» **Data section**
####################

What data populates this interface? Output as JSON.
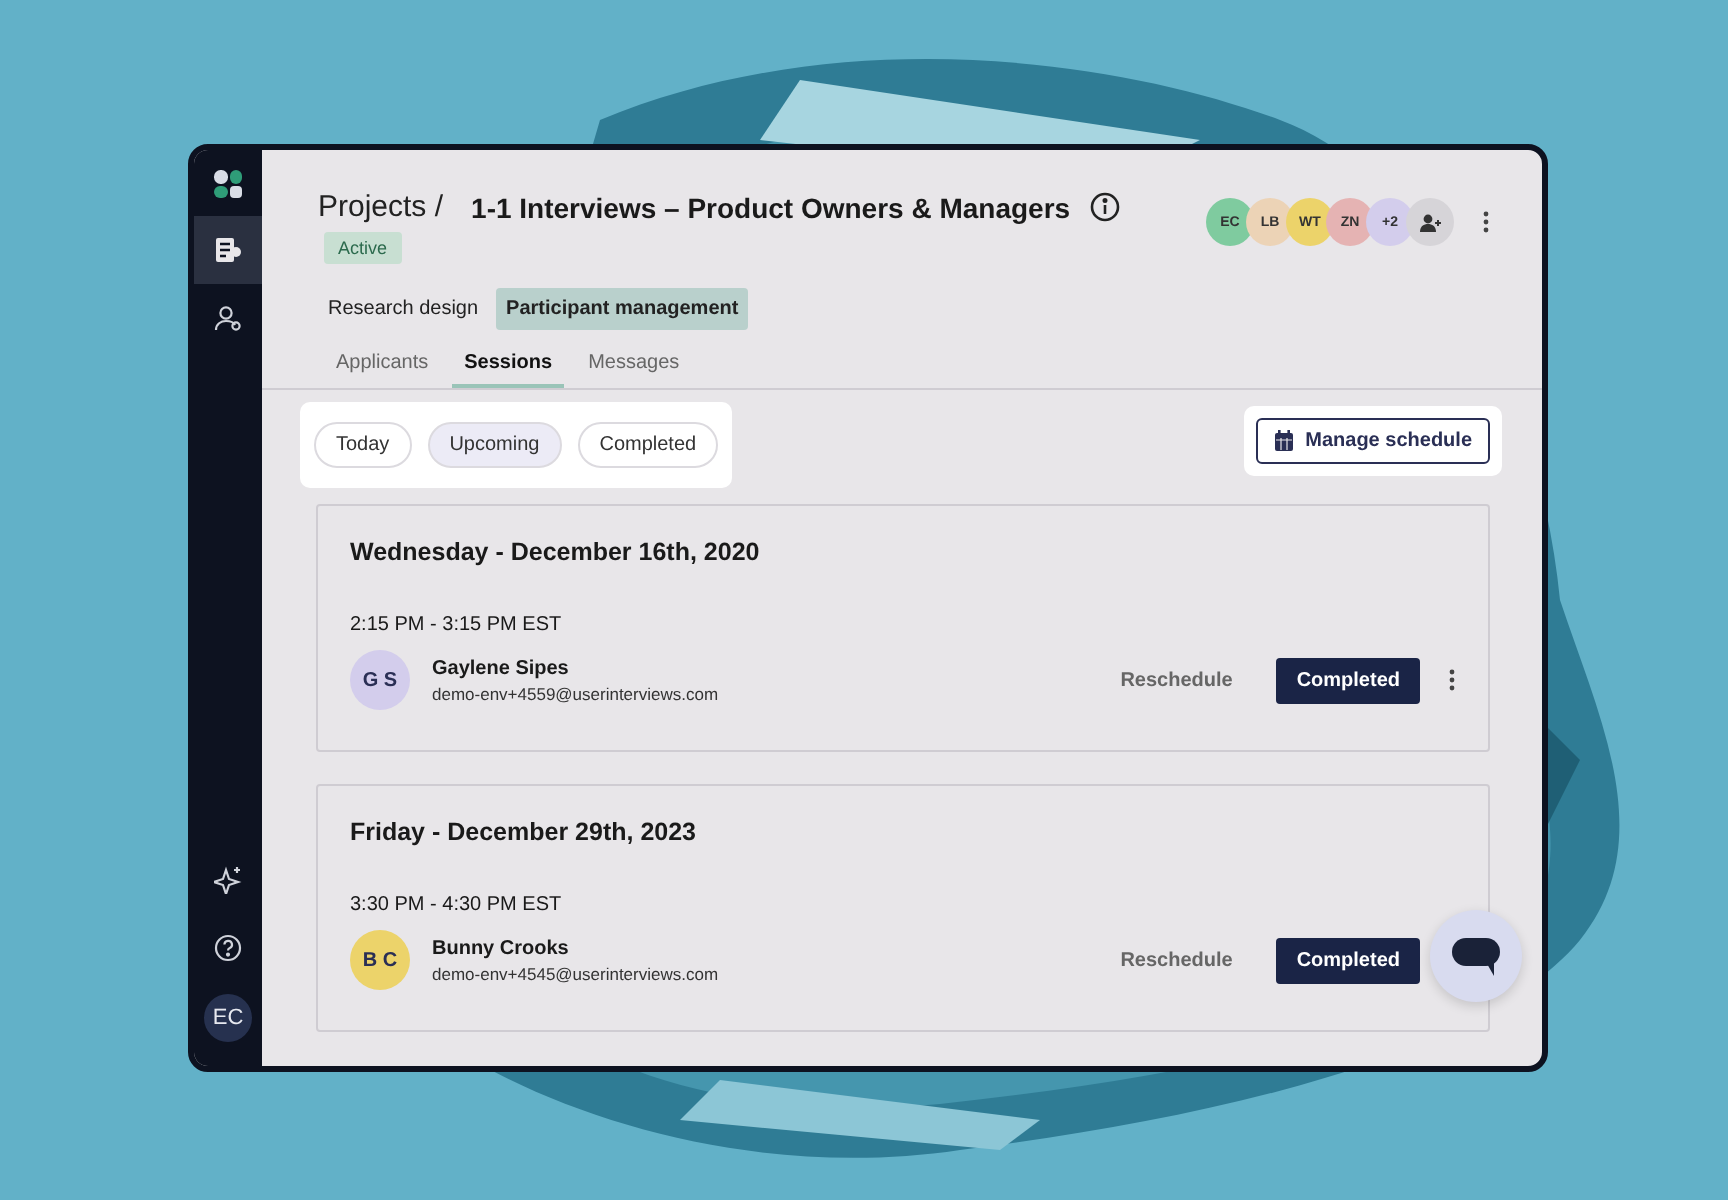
{
  "sidebar": {
    "items": [
      {
        "kind": "projects",
        "selected": true
      },
      {
        "kind": "people",
        "selected": false
      }
    ],
    "bottom_items": [
      {
        "kind": "sparkle"
      },
      {
        "kind": "help"
      }
    ],
    "user_avatar": "EC"
  },
  "header": {
    "breadcrumb": "Projects /",
    "title": "1-1 Interviews – Product Owners & Managers",
    "status": "Active",
    "team": [
      {
        "initials": "EC",
        "color": "#7fcb9f"
      },
      {
        "initials": "LB",
        "color": "#ecd3b6"
      },
      {
        "initials": "WT",
        "color": "#ecd36a"
      },
      {
        "initials": "ZN",
        "color": "#e5b3b3"
      },
      {
        "initials": "+2",
        "color": "#d3cdec"
      }
    ]
  },
  "sections": [
    {
      "label": "Research design",
      "selected": false
    },
    {
      "label": "Participant management",
      "selected": true
    }
  ],
  "tabs": [
    {
      "label": "Applicants",
      "selected": false
    },
    {
      "label": "Sessions",
      "selected": true
    },
    {
      "label": "Messages",
      "selected": false
    }
  ],
  "filters": [
    {
      "label": "Today",
      "selected": false
    },
    {
      "label": "Upcoming",
      "selected": true
    },
    {
      "label": "Completed",
      "selected": false
    }
  ],
  "manage_button": "Manage schedule",
  "sessions": [
    {
      "date": "Wednesday - December 16th, 2020",
      "time": "2:15 PM - 3:15 PM EST",
      "initials": "G S",
      "color": "#d3cdec",
      "name": "Gaylene Sipes",
      "email": "demo-env+4559@userinterviews.com",
      "action": "Reschedule",
      "status": "Completed"
    },
    {
      "date": "Friday - December 29th, 2023",
      "time": "3:30 PM - 4:30 PM EST",
      "initials": "B C",
      "color": "#ecd36a",
      "name": "Bunny Crooks",
      "email": "demo-env+4545@userinterviews.com",
      "action": "Reschedule",
      "status": "Completed"
    }
  ]
}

####################

» **To do**
Leave out the pictures and restate everything else word for word.

» **Solution to the exercise**
What data populates this interface? Output as JSON.
{
  "sidebar": {
    "items": [
      {
        "kind": "projects",
        "selected": true
      },
      {
        "kind": "people",
        "selected": false
      }
    ],
    "bottom_items": [
      {
        "kind": "sparkle"
      },
      {
        "kind": "help"
      }
    ],
    "user_avatar": "EC"
  },
  "header": {
    "breadcrumb": "Projects /",
    "title": "1-1 Interviews – Product Owners & Managers",
    "status": "Active",
    "team": [
      {
        "initials": "EC",
        "color": "#7fcb9f"
      },
      {
        "initials": "LB",
        "color": "#ecd3b6"
      },
      {
        "initials": "WT",
        "color": "#ecd36a"
      },
      {
        "initials": "ZN",
        "color": "#e5b3b3"
      },
      {
        "initials": "+2",
        "color": "#d3cdec"
      }
    ]
  },
  "sections": [
    {
      "label": "Research design",
      "selected": false
    },
    {
      "label": "Participant management",
      "selected": true
    }
  ],
  "tabs": [
    {
      "label": "Applicants",
      "selected": false
    },
    {
      "label": "Sessions",
      "selected": true
    },
    {
      "label": "Messages",
      "selected": false
    }
  ],
  "filters": [
    {
      "label": "Today",
      "selected": false
    },
    {
      "label": "Upcoming",
      "selected": true
    },
    {
      "label": "Completed",
      "selected": false
    }
  ],
  "manage_button": "Manage schedule",
  "sessions": [
    {
      "date": "Wednesday - December 16th, 2020",
      "time": "2:15 PM - 3:15 PM EST",
      "initials": "G S",
      "color": "#d3cdec",
      "name": "Gaylene Sipes",
      "email": "demo-env+4559@userinterviews.com",
      "action": "Reschedule",
      "status": "Completed"
    },
    {
      "date": "Friday - December 29th, 2023",
      "time": "3:30 PM - 4:30 PM EST",
      "initials": "B C",
      "color": "#ecd36a",
      "name": "Bunny Crooks",
      "email": "demo-env+4545@userinterviews.com",
      "action": "Reschedule",
      "status": "Completed"
    }
  ]
}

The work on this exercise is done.